Supplied text
On Mon, May 11, 2026 at 9:12 PM Ionuț Nicula <[email protected]> wrote:
>
> On Monday, May 11th, 2026 at 12:55, Richard Biener
> <[email protected]> wrote:
>
> > The reason is that i might overflow and thus
> > the evolution of 'i' for the haystack[i] access isn't affine.
> > Use unsigned long and it works again.
> >
> > This is a general issue with unsigned IVs smaller than
> > pointer size.
>
> Sorry, I somehow messed up my tests and misunderstood what was going on.
>
> I was more interested in this example. This doesn't get vectorized (`-O3
> -march=znver5 -ffreestanding`):
>
>     unsigned long foo(uint8_t *data) {
>         unsigned long i = 0;
>         while (1) {
>             if (data[i] == 0)

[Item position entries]
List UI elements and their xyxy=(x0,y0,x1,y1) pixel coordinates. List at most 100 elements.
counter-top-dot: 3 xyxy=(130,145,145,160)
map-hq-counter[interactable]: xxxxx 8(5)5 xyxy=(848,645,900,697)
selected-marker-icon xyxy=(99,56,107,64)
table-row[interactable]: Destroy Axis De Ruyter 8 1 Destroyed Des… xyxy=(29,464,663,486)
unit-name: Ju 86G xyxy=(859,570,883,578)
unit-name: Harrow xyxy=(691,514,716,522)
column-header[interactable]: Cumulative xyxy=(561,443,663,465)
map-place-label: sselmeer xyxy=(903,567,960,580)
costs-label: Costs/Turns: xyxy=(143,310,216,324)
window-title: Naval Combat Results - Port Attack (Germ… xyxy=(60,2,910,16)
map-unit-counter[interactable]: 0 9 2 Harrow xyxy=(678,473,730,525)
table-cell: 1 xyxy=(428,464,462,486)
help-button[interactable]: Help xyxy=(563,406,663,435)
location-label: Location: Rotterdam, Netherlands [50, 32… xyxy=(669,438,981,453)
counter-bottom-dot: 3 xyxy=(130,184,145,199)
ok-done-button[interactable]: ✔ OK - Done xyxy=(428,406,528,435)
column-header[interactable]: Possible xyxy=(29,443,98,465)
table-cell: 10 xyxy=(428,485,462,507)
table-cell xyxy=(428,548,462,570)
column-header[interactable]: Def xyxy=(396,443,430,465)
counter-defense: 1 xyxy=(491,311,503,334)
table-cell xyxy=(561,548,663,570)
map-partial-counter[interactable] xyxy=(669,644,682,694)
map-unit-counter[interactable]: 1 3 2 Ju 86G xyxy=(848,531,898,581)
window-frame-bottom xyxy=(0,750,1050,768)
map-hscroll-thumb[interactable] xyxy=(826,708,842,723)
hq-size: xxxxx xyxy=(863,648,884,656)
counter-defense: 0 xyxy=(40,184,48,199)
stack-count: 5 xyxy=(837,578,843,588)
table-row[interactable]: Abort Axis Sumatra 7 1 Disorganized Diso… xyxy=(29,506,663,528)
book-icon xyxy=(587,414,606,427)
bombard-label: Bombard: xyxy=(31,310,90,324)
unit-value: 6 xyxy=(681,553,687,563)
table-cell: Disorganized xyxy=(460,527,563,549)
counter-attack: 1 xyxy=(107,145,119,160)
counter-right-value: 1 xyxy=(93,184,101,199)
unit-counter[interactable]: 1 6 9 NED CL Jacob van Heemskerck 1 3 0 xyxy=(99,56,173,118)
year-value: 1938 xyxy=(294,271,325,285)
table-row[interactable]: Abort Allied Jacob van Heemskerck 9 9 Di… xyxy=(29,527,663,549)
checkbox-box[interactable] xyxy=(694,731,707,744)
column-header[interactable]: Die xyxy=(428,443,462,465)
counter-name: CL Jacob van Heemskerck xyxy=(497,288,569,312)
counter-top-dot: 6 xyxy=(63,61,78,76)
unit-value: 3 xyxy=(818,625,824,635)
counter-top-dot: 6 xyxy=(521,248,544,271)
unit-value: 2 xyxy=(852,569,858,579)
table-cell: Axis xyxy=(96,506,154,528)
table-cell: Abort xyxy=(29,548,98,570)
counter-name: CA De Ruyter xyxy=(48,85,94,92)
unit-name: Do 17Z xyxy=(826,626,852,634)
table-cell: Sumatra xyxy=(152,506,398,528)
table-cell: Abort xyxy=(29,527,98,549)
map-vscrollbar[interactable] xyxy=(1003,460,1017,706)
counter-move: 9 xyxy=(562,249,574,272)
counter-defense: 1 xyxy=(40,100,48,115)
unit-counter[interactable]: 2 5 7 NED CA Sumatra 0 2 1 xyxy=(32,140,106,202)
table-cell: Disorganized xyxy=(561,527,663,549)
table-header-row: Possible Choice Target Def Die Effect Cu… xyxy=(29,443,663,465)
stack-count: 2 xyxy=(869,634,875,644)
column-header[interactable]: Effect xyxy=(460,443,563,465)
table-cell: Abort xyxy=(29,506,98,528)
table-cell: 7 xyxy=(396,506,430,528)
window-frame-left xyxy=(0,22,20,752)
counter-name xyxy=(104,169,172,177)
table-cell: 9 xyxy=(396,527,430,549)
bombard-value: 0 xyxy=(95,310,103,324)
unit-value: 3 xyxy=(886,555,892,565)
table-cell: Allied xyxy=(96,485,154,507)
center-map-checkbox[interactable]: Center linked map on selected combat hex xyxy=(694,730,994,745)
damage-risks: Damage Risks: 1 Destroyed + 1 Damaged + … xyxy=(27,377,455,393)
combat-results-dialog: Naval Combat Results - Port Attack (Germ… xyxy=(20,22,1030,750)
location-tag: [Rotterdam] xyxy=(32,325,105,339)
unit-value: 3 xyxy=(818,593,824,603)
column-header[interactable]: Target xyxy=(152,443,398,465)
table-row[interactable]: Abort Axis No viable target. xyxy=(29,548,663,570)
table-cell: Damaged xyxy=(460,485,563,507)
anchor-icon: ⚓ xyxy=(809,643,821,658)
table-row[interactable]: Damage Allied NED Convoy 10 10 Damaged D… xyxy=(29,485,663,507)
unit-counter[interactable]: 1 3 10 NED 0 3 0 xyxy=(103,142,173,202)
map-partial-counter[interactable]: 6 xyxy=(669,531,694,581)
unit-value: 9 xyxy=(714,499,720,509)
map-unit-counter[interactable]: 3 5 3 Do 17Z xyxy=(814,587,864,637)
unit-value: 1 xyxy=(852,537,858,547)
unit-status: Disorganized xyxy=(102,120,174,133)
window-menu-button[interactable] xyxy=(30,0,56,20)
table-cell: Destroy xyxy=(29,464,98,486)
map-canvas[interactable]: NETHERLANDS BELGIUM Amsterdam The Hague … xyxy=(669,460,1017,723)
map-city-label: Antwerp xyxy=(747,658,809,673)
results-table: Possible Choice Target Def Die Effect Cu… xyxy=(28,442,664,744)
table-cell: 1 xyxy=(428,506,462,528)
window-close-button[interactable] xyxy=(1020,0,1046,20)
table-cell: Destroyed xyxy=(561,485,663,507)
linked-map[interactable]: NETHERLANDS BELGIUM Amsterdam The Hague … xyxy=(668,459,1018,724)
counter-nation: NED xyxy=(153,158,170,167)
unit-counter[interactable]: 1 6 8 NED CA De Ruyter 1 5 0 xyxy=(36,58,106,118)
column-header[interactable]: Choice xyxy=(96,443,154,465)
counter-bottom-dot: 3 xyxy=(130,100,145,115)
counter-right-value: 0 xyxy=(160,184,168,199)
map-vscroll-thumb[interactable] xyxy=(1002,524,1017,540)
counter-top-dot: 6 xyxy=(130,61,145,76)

Given exercise 1
Decide whether each statement agrees with the email excerpt: (a) Biener says switching to unsigned long makes it work again; (b) the issue is described as limited to signed IVs; (c) Nicula reports that the example gets vectorized. Answer yes or no for each, quoting the words that decide it.
Given exercise 2
Rewrite the stretch of the email excerpt from "On Mon, May" through "was going on.", changing "affine" to "linear".
Given exercise 3
In the email excerpt, which type does Biener recommend using so that it works again?

Right answer 1
(a) Yes: "Use unsigned long and it works again."
(b) No: "This is a general issue with unsigned IVs smaller than"
(c) No: "This doesn't get vectorized"

Right answer 2
On Mon, May 11, 2026 at 9:12 PM Ionuț Nicula <[email protected]> wrote:
>
> On Monday, May 11th, 2026 at 12:55, Richard Biener
> <[email protected]> wrote:
>
> > The reason is that i might overflow and thus
> > the evolution of 'i' for the haystack[i] access isn't linear.
> > Use unsigned long and it works again.
> >
> > This is a general issue with unsigned IVs smaller than
> > pointer size.
>
> Sorry, I somehow messed up my tests and misunderstood what was going on.

Right answer 3
unsigned long